• _DOCUMENT PASSAGE_
COVAX seeks to ensure poor countries have equitable access to vaccines to combat the pandemic.
The facility is co-led by the World Health Organization, the Gavi vaccine alliance and the Coalition for Epidemic Preparedness Innovations.
Under COVAX, the cost of vaccines for the 92 poorest participating economies is covered by donors. Wealthier countries also buy vaccine supply through the facility, taking advantage of its collective purchasing power.
The scheme is seeking an extra $2 billion in donations, saying it needs the money in advance to reserve Covid-19 vaccine doses.
COVAX has signed deals of varying levels of commitment with AstraZeneca, Novavax, Pfizer-BioNTech, Johnson & Johnson, Sanofi-GSK and Moderna.
Only AstraZeneca and some Pfizer jabs are currently flowing through the scheme, which has been hit by hold-ups in exporting AZ doses from a plant in India, where the pandemic is raging.
It has also been elbowed out of the market by wealthy countries striking their own deals with manufacturers.
COVAX has so far shipped more than 53 million COVID-19 vaccine doses globally to 121 participating economies.

Stored data entries:

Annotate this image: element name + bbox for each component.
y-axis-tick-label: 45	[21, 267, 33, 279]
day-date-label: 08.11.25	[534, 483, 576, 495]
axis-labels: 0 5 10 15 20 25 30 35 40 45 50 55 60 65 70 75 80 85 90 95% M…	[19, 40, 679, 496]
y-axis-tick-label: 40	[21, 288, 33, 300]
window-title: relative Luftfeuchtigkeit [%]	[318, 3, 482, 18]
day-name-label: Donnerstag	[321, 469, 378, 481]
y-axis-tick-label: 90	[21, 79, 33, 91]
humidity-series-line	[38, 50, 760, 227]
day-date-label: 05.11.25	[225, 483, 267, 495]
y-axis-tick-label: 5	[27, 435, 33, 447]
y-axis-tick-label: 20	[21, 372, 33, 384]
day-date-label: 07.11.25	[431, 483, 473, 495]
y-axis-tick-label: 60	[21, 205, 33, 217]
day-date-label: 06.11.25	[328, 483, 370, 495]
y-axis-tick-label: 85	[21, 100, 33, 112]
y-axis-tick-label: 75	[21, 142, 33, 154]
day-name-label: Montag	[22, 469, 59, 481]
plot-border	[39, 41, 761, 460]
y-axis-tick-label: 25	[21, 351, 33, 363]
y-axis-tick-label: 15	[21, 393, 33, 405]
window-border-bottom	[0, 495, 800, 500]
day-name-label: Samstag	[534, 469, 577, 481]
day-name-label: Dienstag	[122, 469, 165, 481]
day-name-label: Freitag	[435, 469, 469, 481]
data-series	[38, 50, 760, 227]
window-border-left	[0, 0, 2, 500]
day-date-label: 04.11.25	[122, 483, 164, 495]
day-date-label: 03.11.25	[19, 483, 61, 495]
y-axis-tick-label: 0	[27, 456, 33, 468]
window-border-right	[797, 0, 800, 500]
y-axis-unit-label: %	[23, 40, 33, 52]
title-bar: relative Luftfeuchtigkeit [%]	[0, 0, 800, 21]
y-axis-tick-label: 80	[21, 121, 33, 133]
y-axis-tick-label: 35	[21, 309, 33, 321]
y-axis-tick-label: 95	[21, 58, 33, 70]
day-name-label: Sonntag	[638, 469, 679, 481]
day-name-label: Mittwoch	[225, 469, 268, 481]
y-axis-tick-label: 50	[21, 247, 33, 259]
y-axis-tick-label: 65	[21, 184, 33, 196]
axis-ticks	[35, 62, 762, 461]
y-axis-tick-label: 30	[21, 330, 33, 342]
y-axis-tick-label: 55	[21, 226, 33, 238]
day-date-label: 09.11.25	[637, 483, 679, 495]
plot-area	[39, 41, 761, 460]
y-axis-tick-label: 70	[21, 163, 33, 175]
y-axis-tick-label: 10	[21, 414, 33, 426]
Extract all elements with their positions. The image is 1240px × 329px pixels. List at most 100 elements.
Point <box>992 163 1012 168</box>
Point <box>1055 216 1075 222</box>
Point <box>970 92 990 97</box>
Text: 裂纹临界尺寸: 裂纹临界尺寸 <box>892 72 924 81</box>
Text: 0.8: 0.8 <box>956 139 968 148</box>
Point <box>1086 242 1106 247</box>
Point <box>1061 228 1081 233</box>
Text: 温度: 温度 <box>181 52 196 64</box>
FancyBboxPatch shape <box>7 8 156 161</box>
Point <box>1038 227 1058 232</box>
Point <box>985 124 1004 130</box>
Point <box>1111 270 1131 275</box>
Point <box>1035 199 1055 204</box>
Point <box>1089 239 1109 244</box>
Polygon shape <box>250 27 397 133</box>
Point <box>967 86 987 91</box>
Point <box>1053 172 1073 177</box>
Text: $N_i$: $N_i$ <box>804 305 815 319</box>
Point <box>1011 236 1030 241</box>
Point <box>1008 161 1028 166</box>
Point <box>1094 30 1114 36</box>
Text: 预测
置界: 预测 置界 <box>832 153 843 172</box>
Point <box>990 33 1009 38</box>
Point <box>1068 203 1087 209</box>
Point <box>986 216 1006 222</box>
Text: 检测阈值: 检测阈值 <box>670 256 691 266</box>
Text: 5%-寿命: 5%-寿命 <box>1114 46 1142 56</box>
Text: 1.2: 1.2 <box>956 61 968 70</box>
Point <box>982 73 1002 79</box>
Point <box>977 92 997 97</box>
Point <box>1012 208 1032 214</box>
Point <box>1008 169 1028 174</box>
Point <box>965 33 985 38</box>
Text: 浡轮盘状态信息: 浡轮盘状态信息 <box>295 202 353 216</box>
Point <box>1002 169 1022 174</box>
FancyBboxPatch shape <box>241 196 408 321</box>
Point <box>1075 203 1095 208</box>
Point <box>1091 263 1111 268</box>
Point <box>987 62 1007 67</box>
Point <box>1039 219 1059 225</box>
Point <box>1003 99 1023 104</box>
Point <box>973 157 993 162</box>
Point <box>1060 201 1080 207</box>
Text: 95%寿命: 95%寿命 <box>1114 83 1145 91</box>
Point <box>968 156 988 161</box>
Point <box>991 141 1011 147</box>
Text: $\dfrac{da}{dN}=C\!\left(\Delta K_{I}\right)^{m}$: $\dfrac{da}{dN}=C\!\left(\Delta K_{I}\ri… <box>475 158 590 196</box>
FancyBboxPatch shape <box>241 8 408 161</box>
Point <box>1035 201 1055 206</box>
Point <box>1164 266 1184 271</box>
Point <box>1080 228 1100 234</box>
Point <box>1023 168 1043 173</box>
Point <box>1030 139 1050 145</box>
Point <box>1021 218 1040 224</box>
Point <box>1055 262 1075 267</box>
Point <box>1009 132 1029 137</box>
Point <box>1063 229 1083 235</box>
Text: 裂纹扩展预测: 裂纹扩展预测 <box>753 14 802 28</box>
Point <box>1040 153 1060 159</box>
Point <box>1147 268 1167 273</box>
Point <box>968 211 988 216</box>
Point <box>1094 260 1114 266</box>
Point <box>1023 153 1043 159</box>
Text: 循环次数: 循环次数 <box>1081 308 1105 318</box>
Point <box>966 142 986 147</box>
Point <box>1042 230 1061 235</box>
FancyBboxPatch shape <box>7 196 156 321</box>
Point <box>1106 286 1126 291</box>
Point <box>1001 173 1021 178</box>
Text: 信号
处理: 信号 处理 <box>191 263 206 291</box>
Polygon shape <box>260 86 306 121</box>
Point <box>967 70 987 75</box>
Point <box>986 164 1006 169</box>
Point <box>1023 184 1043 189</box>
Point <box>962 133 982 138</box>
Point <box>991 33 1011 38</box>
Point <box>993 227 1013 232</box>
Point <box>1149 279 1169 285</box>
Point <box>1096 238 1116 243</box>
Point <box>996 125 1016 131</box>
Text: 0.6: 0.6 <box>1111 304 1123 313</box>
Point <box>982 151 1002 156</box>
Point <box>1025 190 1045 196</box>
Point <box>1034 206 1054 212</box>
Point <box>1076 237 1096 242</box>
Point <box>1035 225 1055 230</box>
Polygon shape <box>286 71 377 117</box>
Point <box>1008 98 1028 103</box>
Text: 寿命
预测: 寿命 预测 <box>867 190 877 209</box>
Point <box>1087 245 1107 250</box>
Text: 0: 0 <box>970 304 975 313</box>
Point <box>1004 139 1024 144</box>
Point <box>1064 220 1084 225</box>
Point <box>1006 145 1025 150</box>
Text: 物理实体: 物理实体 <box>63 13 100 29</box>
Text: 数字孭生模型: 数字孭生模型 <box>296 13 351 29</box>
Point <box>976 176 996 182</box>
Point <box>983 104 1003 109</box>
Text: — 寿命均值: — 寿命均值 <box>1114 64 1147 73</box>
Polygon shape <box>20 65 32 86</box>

• _ACTIVITY_
Continue the passage about the COVAX vaccine-sharing facility from its last sentence.

• _WRITTEN RESPONSE_
“Publishing contracts and prices… is a good way to start ensuring that vaccines are affordable and available for billions of people who desperately need them,” said Arvind Ganesan, HRW’s business and human rights director.
The three non-governmental organizations wrote to COVAX in December, receiving a preliminary response in January and a full reply in March.
The NGOs urged COVAX to publish all contracts on vaccine research, development and procurement, and disclose pricing details.
COVAX replied saying its contracts “contain commercially sensitive and proprietary information protected under confidentiality obligations” that cannot be disclosed.
The NGOs said COVAX should not rely on confidentiality clauses but instead “publish all its contracts to facilitate accountability over public expenditure”.